(WHAT THE EXERCISE ASKS) Show all lines from the listing below that contain "Technology".

Start of MATERIAL FOR THE TASK

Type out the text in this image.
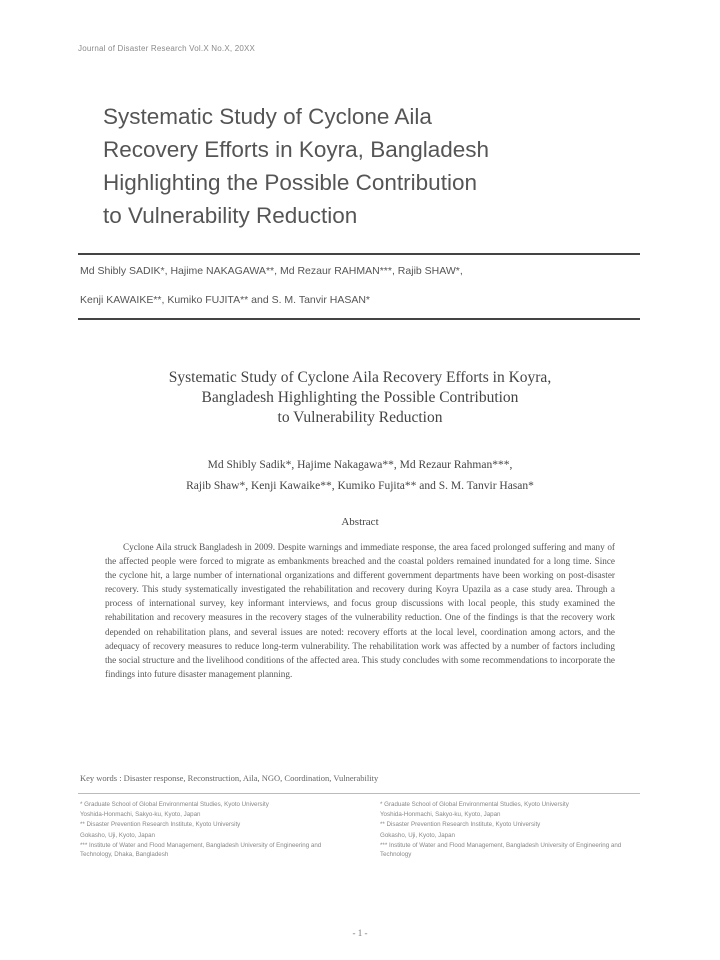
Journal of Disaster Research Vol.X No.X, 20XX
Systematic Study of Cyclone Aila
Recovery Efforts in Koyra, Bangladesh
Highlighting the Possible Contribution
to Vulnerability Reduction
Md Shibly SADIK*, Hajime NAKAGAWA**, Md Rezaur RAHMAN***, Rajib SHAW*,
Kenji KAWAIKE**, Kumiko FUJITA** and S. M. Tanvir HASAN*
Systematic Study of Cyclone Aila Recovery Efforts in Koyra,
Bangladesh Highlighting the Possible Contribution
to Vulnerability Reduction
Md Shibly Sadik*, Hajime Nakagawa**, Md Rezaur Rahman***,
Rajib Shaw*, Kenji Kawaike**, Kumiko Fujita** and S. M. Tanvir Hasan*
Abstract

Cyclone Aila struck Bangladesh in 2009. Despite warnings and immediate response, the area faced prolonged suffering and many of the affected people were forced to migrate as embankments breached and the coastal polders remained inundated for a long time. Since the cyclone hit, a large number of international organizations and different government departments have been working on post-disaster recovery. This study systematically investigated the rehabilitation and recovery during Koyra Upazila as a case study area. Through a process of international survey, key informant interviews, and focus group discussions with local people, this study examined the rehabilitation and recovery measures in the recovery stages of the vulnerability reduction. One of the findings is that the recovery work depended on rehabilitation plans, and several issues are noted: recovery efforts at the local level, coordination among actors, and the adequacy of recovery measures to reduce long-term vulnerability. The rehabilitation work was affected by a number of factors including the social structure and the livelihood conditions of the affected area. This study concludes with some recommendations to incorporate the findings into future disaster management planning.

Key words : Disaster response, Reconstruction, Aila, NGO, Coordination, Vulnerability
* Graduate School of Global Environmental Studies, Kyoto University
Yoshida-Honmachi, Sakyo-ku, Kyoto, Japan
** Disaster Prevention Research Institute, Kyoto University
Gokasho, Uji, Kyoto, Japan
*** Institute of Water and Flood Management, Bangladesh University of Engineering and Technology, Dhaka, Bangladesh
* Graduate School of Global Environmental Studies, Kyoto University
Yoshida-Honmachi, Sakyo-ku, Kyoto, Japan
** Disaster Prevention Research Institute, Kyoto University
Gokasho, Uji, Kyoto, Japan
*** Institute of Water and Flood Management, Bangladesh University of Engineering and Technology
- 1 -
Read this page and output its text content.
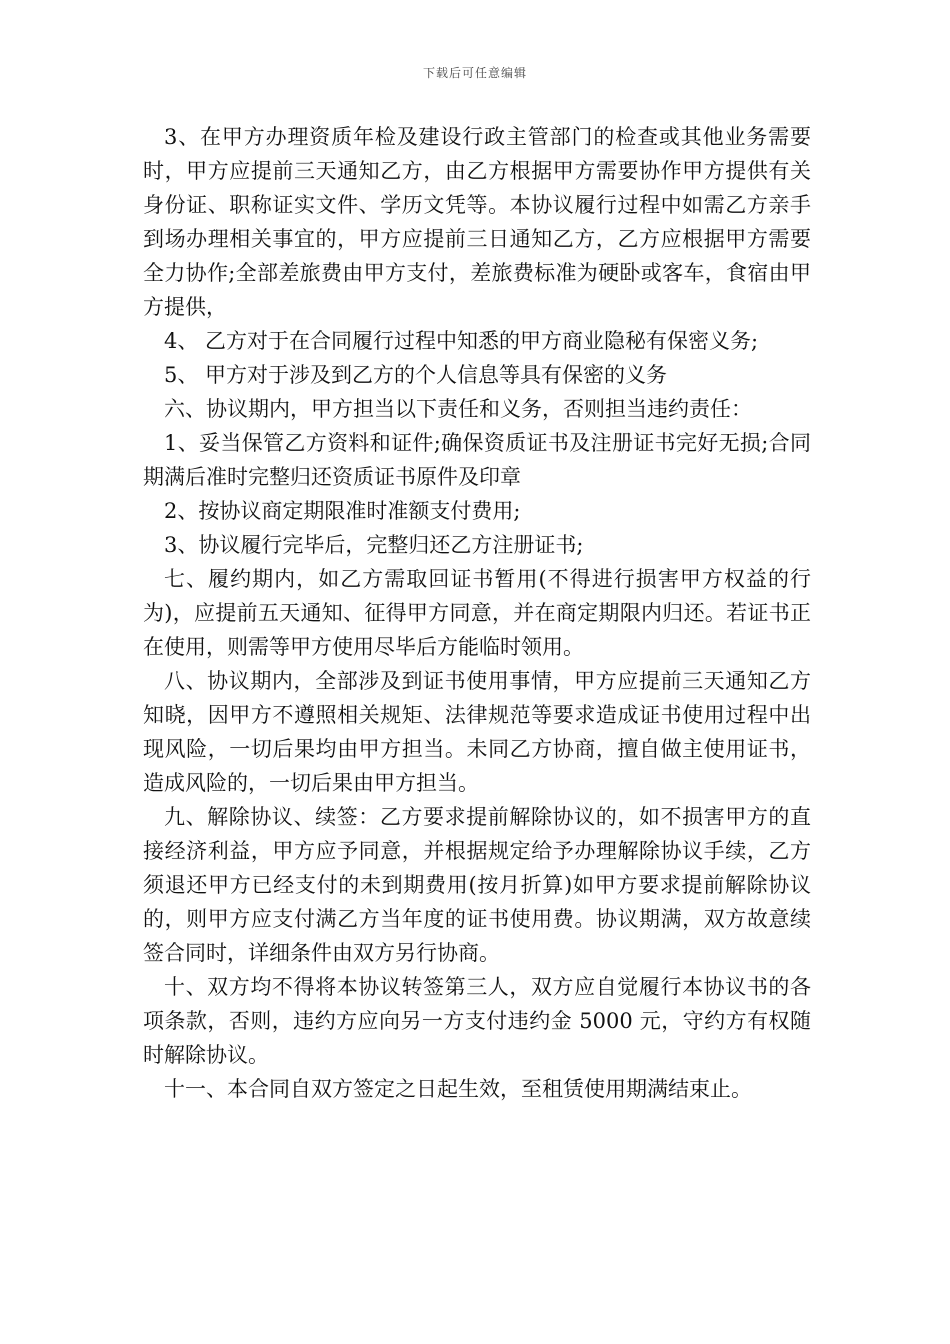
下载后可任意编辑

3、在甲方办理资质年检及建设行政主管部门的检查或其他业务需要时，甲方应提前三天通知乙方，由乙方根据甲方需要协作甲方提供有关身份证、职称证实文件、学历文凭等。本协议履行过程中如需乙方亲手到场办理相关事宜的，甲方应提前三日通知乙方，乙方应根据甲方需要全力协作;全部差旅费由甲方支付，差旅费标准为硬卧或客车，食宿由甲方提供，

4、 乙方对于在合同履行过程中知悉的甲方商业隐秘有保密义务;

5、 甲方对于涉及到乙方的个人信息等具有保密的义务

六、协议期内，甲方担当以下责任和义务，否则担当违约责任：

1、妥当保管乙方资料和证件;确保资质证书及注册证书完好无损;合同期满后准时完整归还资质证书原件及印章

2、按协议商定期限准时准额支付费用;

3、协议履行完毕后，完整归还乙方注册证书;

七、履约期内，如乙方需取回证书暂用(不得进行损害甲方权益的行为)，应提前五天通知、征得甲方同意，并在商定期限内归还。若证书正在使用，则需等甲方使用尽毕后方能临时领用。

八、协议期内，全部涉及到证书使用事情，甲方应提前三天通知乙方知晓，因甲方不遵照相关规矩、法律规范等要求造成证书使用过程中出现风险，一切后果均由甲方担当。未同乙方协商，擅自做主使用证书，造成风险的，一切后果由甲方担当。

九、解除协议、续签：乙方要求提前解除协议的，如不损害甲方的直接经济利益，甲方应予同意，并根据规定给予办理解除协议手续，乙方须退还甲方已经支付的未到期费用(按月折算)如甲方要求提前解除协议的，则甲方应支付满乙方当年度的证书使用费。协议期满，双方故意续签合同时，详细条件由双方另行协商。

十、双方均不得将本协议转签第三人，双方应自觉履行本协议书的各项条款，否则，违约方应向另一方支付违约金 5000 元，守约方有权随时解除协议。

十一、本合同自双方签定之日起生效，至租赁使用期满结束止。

End of MATERIAL FOR THE TASK
Start of MATERIAL FOR THE TASK

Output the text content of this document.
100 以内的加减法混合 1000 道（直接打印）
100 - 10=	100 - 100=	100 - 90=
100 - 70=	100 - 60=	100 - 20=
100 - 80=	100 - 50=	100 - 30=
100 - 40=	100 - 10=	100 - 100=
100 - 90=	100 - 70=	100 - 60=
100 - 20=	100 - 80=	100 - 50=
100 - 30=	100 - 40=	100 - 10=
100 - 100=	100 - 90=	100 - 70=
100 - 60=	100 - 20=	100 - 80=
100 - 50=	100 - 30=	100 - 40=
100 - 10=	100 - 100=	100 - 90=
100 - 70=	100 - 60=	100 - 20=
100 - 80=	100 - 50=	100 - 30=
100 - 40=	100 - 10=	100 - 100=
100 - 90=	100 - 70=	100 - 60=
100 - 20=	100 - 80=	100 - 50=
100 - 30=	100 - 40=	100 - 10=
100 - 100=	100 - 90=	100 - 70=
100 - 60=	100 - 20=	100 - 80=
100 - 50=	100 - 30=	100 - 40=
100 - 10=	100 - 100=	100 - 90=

End of MATERIAL FOR THE TASK
Start of MATERIAL FOR THE TASK

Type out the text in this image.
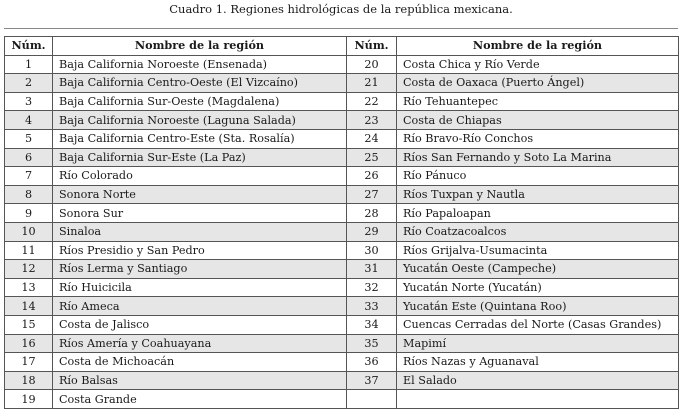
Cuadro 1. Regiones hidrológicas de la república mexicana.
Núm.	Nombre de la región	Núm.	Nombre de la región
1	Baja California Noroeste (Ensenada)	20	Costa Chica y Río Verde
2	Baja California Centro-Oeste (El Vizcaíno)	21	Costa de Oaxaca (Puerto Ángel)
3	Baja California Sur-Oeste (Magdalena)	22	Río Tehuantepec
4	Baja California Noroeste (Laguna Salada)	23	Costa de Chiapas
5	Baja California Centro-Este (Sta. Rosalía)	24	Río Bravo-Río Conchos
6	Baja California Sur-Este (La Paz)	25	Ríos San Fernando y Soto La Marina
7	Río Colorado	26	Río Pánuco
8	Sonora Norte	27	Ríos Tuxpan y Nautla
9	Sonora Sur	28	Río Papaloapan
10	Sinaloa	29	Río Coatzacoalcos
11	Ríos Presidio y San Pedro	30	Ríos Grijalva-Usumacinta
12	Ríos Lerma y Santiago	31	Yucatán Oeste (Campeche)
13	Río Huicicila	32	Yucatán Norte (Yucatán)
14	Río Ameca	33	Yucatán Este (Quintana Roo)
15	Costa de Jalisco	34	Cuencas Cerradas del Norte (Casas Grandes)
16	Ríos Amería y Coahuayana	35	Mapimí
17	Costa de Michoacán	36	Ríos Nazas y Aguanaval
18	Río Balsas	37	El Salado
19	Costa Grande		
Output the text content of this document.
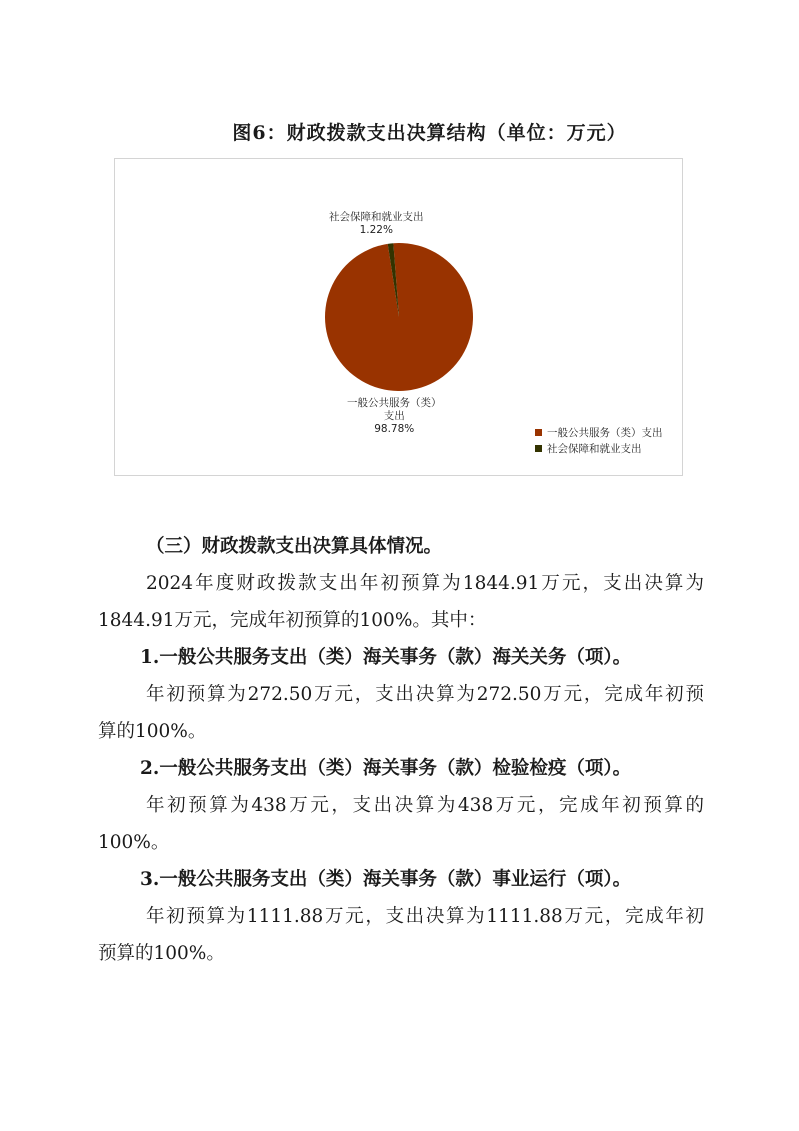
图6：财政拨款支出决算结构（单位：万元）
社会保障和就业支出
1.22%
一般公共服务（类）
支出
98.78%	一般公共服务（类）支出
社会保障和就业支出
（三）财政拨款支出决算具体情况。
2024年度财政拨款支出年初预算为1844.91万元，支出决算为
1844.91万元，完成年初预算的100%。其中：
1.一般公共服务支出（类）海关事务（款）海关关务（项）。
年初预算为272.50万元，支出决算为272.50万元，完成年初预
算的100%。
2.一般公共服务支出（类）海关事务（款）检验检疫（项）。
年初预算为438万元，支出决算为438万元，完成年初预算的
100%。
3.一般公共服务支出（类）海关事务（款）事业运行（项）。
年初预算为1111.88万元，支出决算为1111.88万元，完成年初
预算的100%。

End of MATERIAL FOR THE TASK

(IN RESPONSE)
*** Institute of Water and Flood Management, Bangladesh University of Engineering and Technology, Dhaka, Bangladesh
*** Institute of Water and Flood Management, Bangladesh University of Engineering and Technology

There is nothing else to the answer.